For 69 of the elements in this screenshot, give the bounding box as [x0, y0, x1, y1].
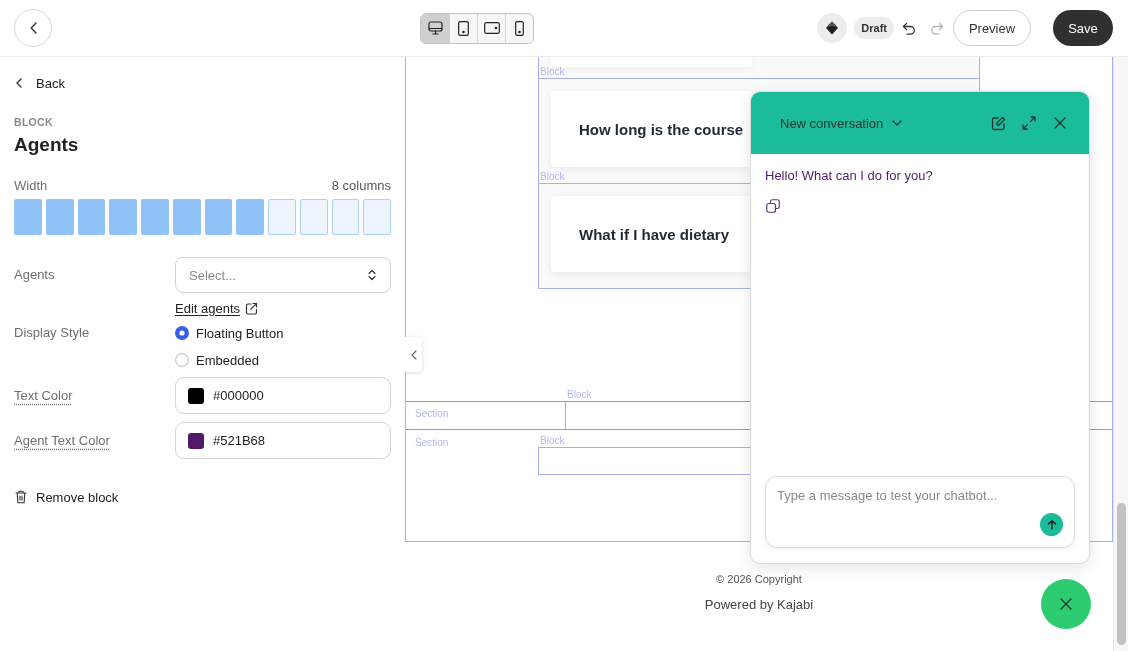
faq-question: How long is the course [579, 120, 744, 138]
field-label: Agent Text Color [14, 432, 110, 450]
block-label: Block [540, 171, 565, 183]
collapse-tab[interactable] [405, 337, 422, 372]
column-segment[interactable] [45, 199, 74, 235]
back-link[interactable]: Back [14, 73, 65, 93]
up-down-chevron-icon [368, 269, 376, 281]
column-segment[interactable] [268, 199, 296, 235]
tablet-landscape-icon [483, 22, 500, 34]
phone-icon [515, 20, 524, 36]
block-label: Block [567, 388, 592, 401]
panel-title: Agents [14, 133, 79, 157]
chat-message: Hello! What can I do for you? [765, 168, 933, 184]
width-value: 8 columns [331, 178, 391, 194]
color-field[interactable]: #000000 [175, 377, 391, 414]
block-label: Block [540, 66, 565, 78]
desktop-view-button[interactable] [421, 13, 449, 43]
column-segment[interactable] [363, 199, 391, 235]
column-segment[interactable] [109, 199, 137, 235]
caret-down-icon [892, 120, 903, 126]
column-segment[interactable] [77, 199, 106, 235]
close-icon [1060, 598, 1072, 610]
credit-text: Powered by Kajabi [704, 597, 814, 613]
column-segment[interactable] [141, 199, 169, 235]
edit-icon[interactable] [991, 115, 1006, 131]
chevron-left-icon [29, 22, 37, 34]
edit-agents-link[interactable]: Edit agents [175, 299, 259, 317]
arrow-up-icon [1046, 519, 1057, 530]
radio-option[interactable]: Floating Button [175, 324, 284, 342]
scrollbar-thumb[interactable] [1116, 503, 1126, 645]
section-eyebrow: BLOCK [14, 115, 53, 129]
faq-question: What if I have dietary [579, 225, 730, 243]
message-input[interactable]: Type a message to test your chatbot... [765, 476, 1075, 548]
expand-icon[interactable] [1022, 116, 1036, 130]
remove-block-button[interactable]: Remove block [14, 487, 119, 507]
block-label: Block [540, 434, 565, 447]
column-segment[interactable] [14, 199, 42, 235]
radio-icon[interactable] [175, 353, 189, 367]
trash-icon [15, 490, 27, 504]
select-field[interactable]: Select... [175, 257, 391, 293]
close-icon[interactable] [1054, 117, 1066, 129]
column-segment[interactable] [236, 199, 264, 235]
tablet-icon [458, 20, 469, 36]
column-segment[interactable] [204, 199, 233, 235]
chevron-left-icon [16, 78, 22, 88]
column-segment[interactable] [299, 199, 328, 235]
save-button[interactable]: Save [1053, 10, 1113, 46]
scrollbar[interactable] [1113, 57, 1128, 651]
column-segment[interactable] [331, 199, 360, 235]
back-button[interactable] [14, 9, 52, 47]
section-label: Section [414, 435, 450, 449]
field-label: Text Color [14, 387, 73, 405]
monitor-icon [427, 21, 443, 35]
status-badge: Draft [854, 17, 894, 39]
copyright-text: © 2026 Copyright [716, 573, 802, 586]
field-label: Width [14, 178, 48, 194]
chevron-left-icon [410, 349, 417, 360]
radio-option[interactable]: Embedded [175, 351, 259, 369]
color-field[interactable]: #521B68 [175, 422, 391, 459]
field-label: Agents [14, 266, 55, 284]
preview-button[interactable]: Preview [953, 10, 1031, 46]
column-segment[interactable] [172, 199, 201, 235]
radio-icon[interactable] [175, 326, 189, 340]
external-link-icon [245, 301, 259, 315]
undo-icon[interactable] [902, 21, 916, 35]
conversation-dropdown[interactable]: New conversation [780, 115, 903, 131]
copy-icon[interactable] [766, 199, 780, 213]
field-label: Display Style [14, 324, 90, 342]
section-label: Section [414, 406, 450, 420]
══════════
## [SHORT EXERCISE]
Rewrite the data above, substituting "block-caption" for every occurrence of "block-label" and leaving everything else unchanged. Omit the pictures from your output.

## [ANSWER FOR THE TASK]
For 69 of the elements in this screenshot, give the bounding box as [x0, y0, x1, y1].
faq-question: How long is the course [579, 120, 744, 138]
field-label: Agent Text Color [14, 432, 110, 450]
block-caption: Block [540, 171, 565, 183]
collapse-tab[interactable] [405, 337, 422, 372]
column-segment[interactable] [45, 199, 74, 235]
back-link[interactable]: Back [14, 73, 65, 93]
up-down-chevron-icon [368, 269, 376, 281]
column-segment[interactable] [268, 199, 296, 235]
tablet-landscape-icon [483, 22, 500, 34]
phone-icon [515, 20, 524, 36]
block-caption: Block [567, 388, 592, 401]
panel-title: Agents [14, 133, 79, 157]
chat-message: Hello! What can I do for you? [765, 168, 933, 184]
width-value: 8 columns [331, 178, 391, 194]
color-field[interactable]: #000000 [175, 377, 391, 414]
block-caption: Block [540, 66, 565, 78]
desktop-view-button[interactable] [421, 13, 449, 43]
column-segment[interactable] [363, 199, 391, 235]
column-segment[interactable] [109, 199, 137, 235]
caret-down-icon [892, 120, 903, 126]
column-segment[interactable] [77, 199, 106, 235]
close-icon [1060, 598, 1072, 610]
credit-text: Powered by Kajabi [704, 597, 814, 613]
column-segment[interactable] [141, 199, 169, 235]
edit-icon[interactable] [991, 115, 1006, 131]
chevron-left-icon [29, 22, 37, 34]
edit-agents-link[interactable]: Edit agents [175, 299, 259, 317]
arrow-up-icon [1046, 519, 1057, 530]
radio-option[interactable]: Floating Button [175, 324, 284, 342]
scrollbar-thumb[interactable] [1116, 503, 1126, 645]
section-eyebrow: BLOCK [14, 115, 53, 129]
faq-question: What if I have dietary [579, 225, 730, 243]
message-input[interactable]: Type a message to test your chatbot... [765, 476, 1075, 548]
expand-icon[interactable] [1022, 116, 1036, 130]
remove-block-button[interactable]: Remove block [14, 487, 119, 507]
block-caption: Block [540, 434, 565, 447]
column-segment[interactable] [14, 199, 42, 235]
radio-icon[interactable] [175, 353, 189, 367]
trash-icon [15, 490, 27, 504]
select-field[interactable]: Select... [175, 257, 391, 293]
close-icon[interactable] [1054, 117, 1066, 129]
column-segment[interactable] [236, 199, 264, 235]
tablet-icon [458, 20, 469, 36]
column-segment[interactable] [204, 199, 233, 235]
chevron-left-icon [16, 78, 22, 88]
column-segment[interactable] [299, 199, 328, 235]
save-button[interactable]: Save [1053, 10, 1113, 46]
scrollbar[interactable] [1113, 57, 1128, 651]
column-segment[interactable] [331, 199, 360, 235]
back-button[interactable] [14, 9, 52, 47]
section-label: Section [414, 435, 450, 449]
field-label: Text Color [14, 387, 73, 405]
monitor-icon [427, 21, 443, 35]
status-badge: Draft [854, 17, 894, 39]
copyright-text: © 2026 Copyright [716, 573, 802, 586]
field-label: Width [14, 178, 48, 194]
chevron-left-icon [410, 349, 417, 360]
radio-option[interactable]: Embedded [175, 351, 259, 369]
color-field[interactable]: #521B68 [175, 422, 391, 459]
field-label: Agents [14, 266, 55, 284]
preview-button[interactable]: Preview [953, 10, 1031, 46]
column-segment[interactable] [172, 199, 201, 235]
radio-icon[interactable] [175, 326, 189, 340]
external-link-icon [245, 301, 259, 315]
undo-icon[interactable] [902, 21, 916, 35]
conversation-dropdown[interactable]: New conversation [780, 115, 903, 131]
copy-icon[interactable] [766, 199, 780, 213]
field-label: Display Style [14, 324, 90, 342]
section-label: Section [414, 406, 450, 420]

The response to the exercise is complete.